#### TEXT SEGMENT
—————

There was an abundance of healthcare startups at the MedCity CONVERGE conference this week seeking to solve a broad spectrum of pain points in healthcare from clinical decision support through Grand Round Table to providing a safer and faster way to do a laryngoscopy for patients like Inscope Medical. Some of the startups are recent grads of healthcare accelerators including Dreamit Ventures, TechStars, the Digital Health Accelerator at the University City Science Center. Others took a different path. Here’s a look at the first set of companies I spoke with.
Kermit developed an analytics engine to help hospitals to rein in costs associated with medical device implants. It was developed to bring more transparency so that surgeons can know what implantable medical devices cost and those who need to know understand what the hospital is being charged. It was developed with an eye to supporting the CJR bundled payments program for hip and knee replacement.
“Surgeons need real data to participate in spend management,” said CEO Richard Palarea. “CJR is a big focus of what we are trying to do. Today, the focus is on post-acute care. About 30 percent of the spend can be squeezed out.”
Among the services Kermit provides are audit and compliance for billings and classifying implants. The idea, said Palarea, is to change the paradigm so that hospitals and physician practices can renegotiate contracts with vendors from a position of strength.
It currently works with Johns Hopkins and the University of Maryland, but University of Massachusetts Medical Center is also piloting its analytical software. It’s in the midst of raising a $2.5 million Seed round that it hopes to close in the Fall.
Grand Round Table, a company that’s currently a partner with athenahealth’s More Disruption Please program, is in the business of developing clinical decision support software. The latest addition to the startup’s platform provides a daily update for primary care physicians and other members of the care team so they can do a better job of prepping for patient appointments. Called Clinical Assistant, the app summarizes scheduled patient appointments for a given day and draws attention to changes made in patients’ charts since their last visit. It is aimed at primary care physicians and Patient Centered Medical Homes so they can address potential care gaps and improve communication with patients and care teams. CEO and Cofounder Eric King said the app is the product of feedback from physicians on what they disliked about electronic health records, such as alerts. The Daily Digest is available in athenahealth’s app store.
Inscope Medical Solutions, a graduate of the TechStars accelerator with Cedars Sinai Medical Center in Los Angeles, built a laryngoscope with fully integrated suction. The purpose of the device is to clear a patient’s airwaves of vomit and secretions that can obstruct the physician and nurses’ view when they do a laryngoscopy for the patient. The design of the device frees the user to use their other hand to insert the endotracheal tube. CEO Maggie Galloway said. “Fluids are always re-accumulating. Our device has a wireless camera…to make intubation safer for patients and easier for physicians.” She added that the Louisville company’s future vision is to develop other connected imaging devices.
So far it has signed on 15 hospitals and EMS teams to assess the device. It used 3D printing to develop the prototype on display at CONVERGE.
The team behind Sherbit.io wants to contextualize data so users can make connections between their activities, their behavior and their health. It aggregates data from apps such as Twitter, Reddit, Facebook, activity and vitals monitors, and offers insights such as how your exercise levels affect your commute. It is up to users to focus on which apps they want to use and what kind of insights they want to glean from the information such as stress levels, assessing a workout routine, etc. “By creating these tailored experiences, we allow patients to be more in control of their lives,” said Sameer Sood, Chief Health Innovation Officer. “Our goal is to give a lifestyle context to the user’s highs and lows.”

—————

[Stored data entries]
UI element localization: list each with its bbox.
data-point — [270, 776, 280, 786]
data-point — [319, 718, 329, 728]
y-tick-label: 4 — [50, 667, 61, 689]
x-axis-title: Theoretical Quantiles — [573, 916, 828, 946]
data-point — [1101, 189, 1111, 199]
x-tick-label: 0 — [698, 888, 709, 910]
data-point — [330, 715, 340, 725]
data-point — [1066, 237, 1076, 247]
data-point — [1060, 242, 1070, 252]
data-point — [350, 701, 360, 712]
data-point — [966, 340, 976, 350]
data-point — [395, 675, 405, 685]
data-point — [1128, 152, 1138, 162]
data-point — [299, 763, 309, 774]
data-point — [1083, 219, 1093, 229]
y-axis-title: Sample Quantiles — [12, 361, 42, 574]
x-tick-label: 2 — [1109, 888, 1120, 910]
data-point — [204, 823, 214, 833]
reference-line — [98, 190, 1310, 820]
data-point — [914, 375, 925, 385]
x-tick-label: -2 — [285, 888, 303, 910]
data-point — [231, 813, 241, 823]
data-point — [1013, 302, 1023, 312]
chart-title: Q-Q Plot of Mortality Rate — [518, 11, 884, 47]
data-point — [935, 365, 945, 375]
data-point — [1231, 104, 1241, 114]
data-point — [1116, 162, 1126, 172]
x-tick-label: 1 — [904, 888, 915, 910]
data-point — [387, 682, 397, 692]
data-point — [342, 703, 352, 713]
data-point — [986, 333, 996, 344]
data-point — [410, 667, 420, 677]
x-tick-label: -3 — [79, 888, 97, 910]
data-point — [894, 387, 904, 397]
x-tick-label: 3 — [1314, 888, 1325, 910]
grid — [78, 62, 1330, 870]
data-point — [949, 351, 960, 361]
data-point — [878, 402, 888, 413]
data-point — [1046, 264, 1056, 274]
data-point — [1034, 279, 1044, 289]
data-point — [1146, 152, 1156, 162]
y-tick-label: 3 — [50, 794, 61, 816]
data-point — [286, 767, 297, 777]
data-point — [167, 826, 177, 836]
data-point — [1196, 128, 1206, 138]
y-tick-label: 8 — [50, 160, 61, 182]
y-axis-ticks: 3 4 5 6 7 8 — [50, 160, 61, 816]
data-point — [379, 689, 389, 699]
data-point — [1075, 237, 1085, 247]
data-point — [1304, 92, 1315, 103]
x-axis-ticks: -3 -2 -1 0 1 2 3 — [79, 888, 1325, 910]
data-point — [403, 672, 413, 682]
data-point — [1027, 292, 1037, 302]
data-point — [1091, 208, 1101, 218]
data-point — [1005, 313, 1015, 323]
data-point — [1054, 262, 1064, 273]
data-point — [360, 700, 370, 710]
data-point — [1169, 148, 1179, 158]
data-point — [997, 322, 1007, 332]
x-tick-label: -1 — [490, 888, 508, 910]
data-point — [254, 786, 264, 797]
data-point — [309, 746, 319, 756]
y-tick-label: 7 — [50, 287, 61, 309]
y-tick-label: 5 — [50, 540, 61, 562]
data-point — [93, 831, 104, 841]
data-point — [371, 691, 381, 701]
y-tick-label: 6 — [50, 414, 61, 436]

—————

#### TASK PROMPT
Decide whether each statement agrees with the article on healthcare startups at the MedCity CONVERGE conference, answering yes or no and quoting the deciding words from the article: (a) Kermit hopes to close its $2.5 million Seed round in the Fall; (b) Inscope Medical Solutions is a Los Angeles company; (c) Inscope has signed on 20 hospitals and EMS teams to assess its device.

#### ANSWER FOR THE TASK
(a) Yes: "It’s in the midst of raising a $2.5 million Seed round that it hopes to close in the Fall."
(b) No: "She added that the Louisville company’s future vision is to develop other connected imaging devices."
(c) No: "So far it has signed on 15 hospitals and EMS teams to assess the device."